Quote every line below exactly as it reads.

## START Information provided

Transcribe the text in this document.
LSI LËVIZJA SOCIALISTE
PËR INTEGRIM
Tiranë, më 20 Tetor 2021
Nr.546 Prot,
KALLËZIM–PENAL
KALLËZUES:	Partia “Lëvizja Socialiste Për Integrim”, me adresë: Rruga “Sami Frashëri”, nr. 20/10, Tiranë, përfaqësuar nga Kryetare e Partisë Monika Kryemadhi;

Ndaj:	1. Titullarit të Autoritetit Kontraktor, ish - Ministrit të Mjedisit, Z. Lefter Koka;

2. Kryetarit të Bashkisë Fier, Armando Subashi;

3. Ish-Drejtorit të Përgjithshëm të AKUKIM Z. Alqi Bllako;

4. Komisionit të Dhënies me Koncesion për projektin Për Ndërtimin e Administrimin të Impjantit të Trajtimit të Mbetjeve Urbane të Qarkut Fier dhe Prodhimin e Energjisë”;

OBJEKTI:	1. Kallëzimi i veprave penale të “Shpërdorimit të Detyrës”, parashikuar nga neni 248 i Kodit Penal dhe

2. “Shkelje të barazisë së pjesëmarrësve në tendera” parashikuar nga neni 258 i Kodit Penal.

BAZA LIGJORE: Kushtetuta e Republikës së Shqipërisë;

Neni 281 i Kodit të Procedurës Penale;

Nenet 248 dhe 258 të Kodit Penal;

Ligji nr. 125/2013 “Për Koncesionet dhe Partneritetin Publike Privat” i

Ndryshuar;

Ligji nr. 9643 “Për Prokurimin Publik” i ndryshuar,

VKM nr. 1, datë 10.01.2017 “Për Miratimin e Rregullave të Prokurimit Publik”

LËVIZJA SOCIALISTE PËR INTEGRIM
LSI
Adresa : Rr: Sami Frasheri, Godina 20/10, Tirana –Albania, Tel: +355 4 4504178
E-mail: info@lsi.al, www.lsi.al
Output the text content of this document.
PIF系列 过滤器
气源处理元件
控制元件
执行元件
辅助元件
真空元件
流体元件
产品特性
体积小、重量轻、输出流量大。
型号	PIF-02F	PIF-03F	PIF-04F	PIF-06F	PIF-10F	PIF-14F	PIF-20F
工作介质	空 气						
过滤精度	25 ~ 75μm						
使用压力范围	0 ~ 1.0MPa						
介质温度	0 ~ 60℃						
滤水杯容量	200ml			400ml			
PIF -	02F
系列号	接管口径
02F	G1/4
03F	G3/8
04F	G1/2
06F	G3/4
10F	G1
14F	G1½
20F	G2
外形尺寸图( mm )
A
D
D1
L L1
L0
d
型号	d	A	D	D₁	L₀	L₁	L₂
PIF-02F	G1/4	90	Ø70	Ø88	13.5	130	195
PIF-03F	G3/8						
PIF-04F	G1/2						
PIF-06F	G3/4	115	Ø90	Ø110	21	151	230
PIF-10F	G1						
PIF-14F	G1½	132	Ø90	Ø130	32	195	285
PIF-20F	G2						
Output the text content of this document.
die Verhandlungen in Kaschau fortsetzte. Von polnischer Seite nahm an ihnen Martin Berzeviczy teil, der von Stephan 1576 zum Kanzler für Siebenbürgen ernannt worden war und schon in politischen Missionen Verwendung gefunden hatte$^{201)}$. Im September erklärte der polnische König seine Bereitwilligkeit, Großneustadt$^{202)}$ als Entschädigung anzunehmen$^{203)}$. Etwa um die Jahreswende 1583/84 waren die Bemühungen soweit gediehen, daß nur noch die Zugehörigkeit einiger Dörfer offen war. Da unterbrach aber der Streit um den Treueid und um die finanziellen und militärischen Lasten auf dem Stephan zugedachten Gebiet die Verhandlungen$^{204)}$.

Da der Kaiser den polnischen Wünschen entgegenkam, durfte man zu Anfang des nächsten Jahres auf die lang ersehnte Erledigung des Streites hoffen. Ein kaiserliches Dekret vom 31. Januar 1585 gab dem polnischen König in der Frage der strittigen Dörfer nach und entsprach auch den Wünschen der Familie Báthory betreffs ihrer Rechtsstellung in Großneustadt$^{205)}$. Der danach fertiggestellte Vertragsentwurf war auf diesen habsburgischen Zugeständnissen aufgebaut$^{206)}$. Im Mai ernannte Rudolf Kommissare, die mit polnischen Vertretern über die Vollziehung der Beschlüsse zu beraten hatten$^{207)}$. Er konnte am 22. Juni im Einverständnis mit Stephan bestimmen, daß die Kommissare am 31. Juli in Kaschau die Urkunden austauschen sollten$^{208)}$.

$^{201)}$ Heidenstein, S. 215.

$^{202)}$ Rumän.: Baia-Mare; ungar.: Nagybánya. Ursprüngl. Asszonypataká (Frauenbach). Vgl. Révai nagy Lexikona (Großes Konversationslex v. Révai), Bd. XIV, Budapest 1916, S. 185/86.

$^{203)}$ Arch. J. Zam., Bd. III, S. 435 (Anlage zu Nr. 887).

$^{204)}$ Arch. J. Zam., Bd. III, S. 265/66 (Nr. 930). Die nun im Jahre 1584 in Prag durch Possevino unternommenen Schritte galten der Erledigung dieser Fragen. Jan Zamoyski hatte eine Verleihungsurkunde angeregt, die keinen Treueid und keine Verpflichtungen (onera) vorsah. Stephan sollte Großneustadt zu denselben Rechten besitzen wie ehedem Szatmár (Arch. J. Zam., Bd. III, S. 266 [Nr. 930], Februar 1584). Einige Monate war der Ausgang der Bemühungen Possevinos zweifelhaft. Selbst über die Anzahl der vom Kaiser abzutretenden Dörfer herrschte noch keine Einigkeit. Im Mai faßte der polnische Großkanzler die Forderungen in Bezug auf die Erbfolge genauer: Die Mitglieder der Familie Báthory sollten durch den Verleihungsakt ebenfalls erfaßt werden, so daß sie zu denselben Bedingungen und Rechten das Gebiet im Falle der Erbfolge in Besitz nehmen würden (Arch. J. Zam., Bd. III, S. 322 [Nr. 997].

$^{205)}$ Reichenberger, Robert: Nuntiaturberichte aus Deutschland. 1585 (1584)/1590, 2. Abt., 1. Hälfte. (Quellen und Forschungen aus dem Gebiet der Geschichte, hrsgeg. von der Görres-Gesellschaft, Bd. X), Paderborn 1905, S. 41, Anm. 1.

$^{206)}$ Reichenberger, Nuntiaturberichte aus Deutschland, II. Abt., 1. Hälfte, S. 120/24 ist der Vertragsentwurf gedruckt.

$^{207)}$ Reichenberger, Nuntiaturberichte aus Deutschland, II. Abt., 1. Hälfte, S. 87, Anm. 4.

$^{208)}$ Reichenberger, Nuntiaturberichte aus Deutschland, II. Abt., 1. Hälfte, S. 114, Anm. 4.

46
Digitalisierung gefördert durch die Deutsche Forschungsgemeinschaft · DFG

## END Information provided

Problem solution:
Transcribe the text in this document.
LSI LËVIZJA SOCIALISTE
PËR INTEGRIM
Tiranë, më 20 Tetor 2021
Nr.546 Prot,
KALLËZIM–PENAL
KALLËZUES:	Partia “Lëvizja Socialiste Për Integrim”, me adresë: Rruga “Sami Frashëri”, nr. 20/10, Tiranë, përfaqësuar nga Kryetare e Partisë Monika Kryemadhi;

Ndaj:	1. Titullarit të Autoritetit Kontraktor, ish - Ministrit të Mjedisit, Z. Lefter Koka;

2. Kryetarit të Bashkisë Fier, Armando Subashi;

3. Ish-Drejtorit të Përgjithshëm të AKUKIM Z. Alqi Bllako;

4. Komisionit të Dhënies me Koncesion për projektin Për Ndërtimin e Administrimin të Impjantit të Trajtimit të Mbetjeve Urbane të Qarkut Fier dhe Prodhimin e Energjisë”;

OBJEKTI:	1. Kallëzimi i veprave penale të “Shpërdorimit të Detyrës”, parashikuar nga neni 248 i Kodit Penal dhe

2. “Shkelje të barazisë së pjesëmarrësve në tendera” parashikuar nga neni 258 i Kodit Penal.

BAZA LIGJORE: Kushtetuta e Republikës së Shqipërisë;

Neni 281 i Kodit të Procedurës Penale;

Nenet 248 dhe 258 të Kodit Penal;

Ligji nr. 125/2013 “Për Koncesionet dhe Partneritetin Publike Privat” i

Ndryshuar;

Ligji nr. 9643 “Për Prokurimin Publik” i ndryshuar,

VKM nr. 1, datë 10.01.2017 “Për Miratimin e Rregullave të Prokurimit Publik”

LËVIZJA SOCIALISTE PËR INTEGRIM
LSI
Adresa : Rr: Sami Frasheri, Godina 20/10, Tirana –Albania, Tel: +355 4 4504178
E-mail: info@lsi.al, www.lsi.al
Output the text content of this document.
PIF系列 过滤器
气源处理元件
控制元件
执行元件
辅助元件
真空元件
流体元件
产品特性
体积小、重量轻、输出流量大。
型号	PIF-02F	PIF-03F	PIF-04F	PIF-06F	PIF-10F	PIF-14F	PIF-20F
工作介质	空 气						
过滤精度	25 ~ 75μm						
使用压力范围	0 ~ 1.0MPa						
介质温度	0 ~ 60℃						
滤水杯容量	200ml			400ml			
PIF -	02F
系列号	接管口径
02F	G1/4
03F	G3/8
04F	G1/2
06F	G3/4
10F	G1
14F	G1½
20F	G2
外形尺寸图( mm )
A
D
D1
L L1
L0
d
型号	d	A	D	D₁	L₀	L₁	L₂
PIF-02F	G1/4	90	Ø70	Ø88	13.5	130	195
PIF-03F	G3/8						
PIF-04F	G1/2						
PIF-06F	G3/4	115	Ø90	Ø110	21	151	230
PIF-10F	G1						
PIF-14F	G1½	132	Ø90	Ø130	32	195	285
PIF-20F	G2						
Output the text content of this document.
die Verhandlungen in Kaschau fortsetzte. Von polnischer Seite nahm an ihnen Martin Berzeviczy teil, der von Stephan 1576 zum Kanzler für Siebenbürgen ernannt worden war und schon in politischen Missionen Verwendung gefunden hatte$^{201)}$. Im September erklärte der polnische König seine Bereitwilligkeit, Großneustadt$^{202)}$ als Entschädigung anzunehmen$^{203)}$. Etwa um die Jahreswende 1583/84 waren die Bemühungen soweit gediehen, daß nur noch die Zugehörigkeit einiger Dörfer offen war. Da unterbrach aber der Streit um den Treueid und um die finanziellen und militärischen Lasten auf dem Stephan zugedachten Gebiet die Verhandlungen$^{204)}$.

Da der Kaiser den polnischen Wünschen entgegenkam, durfte man zu Anfang des nächsten Jahres auf die lang ersehnte Erledigung des Streites hoffen. Ein kaiserliches Dekret vom 31. Januar 1585 gab dem polnischen König in der Frage der strittigen Dörfer nach und entsprach auch den Wünschen der Familie Báthory betreffs ihrer Rechtsstellung in Großneustadt$^{205)}$. Der danach fertiggestellte Vertragsentwurf war auf diesen habsburgischen Zugeständnissen aufgebaut$^{206)}$. Im Mai ernannte Rudolf Kommissare, die mit polnischen Vertretern über die Vollziehung der Beschlüsse zu beraten hatten$^{207)}$. Er konnte am 22. Juni im Einverständnis mit Stephan bestimmen, daß die Kommissare am 31. Juli in Kaschau die Urkunden austauschen sollten$^{208)}$.

$^{201)}$ Heidenstein, S. 215.

$^{202)}$ Rumän.: Baia-Mare; ungar.: Nagybánya. Ursprüngl. Asszonypataká (Frauenbach). Vgl. Révai nagy Lexikona (Großes Konversationslex v. Révai), Bd. XIV, Budapest 1916, S. 185/86.

$^{203)}$ Arch. J. Zam., Bd. III, S. 435 (Anlage zu Nr. 887).

$^{204)}$ Arch. J. Zam., Bd. III, S. 265/66 (Nr. 930). Die nun im Jahre 1584 in Prag durch Possevino unternommenen Schritte galten der Erledigung dieser Fragen. Jan Zamoyski hatte eine Verleihungsurkunde angeregt, die keinen Treueid und keine Verpflichtungen (onera) vorsah. Stephan sollte Großneustadt zu denselben Rechten besitzen wie ehedem Szatmár (Arch. J. Zam., Bd. III, S. 266 [Nr. 930], Februar 1584). Einige Monate war der Ausgang der Bemühungen Possevinos zweifelhaft. Selbst über die Anzahl der vom Kaiser abzutretenden Dörfer herrschte noch keine Einigkeit. Im Mai faßte der polnische Großkanzler die Forderungen in Bezug auf die Erbfolge genauer: Die Mitglieder der Familie Báthory sollten durch den Verleihungsakt ebenfalls erfaßt werden, so daß sie zu denselben Bedingungen und Rechten das Gebiet im Falle der Erbfolge in Besitz nehmen würden (Arch. J. Zam., Bd. III, S. 322 [Nr. 997].

$^{205)}$ Reichenberger, Robert: Nuntiaturberichte aus Deutschland. 1585 (1584)/1590, 2. Abt., 1. Hälfte. (Quellen und Forschungen aus dem Gebiet der Geschichte, hrsgeg. von der Görres-Gesellschaft, Bd. X), Paderborn 1905, S. 41, Anm. 1.

$^{206)}$ Reichenberger, Nuntiaturberichte aus Deutschland, II. Abt., 1. Hälfte, S. 120/24 ist der Vertragsentwurf gedruckt.

$^{207)}$ Reichenberger, Nuntiaturberichte aus Deutschland, II. Abt., 1. Hälfte, S. 87, Anm. 4.

$^{208)}$ Reichenberger, Nuntiaturberichte aus Deutschland, II. Abt., 1. Hälfte, S. 114, Anm. 4.

46
Digitalisierung gefördert durch die Deutsche Forschungsgemeinschaft · DFG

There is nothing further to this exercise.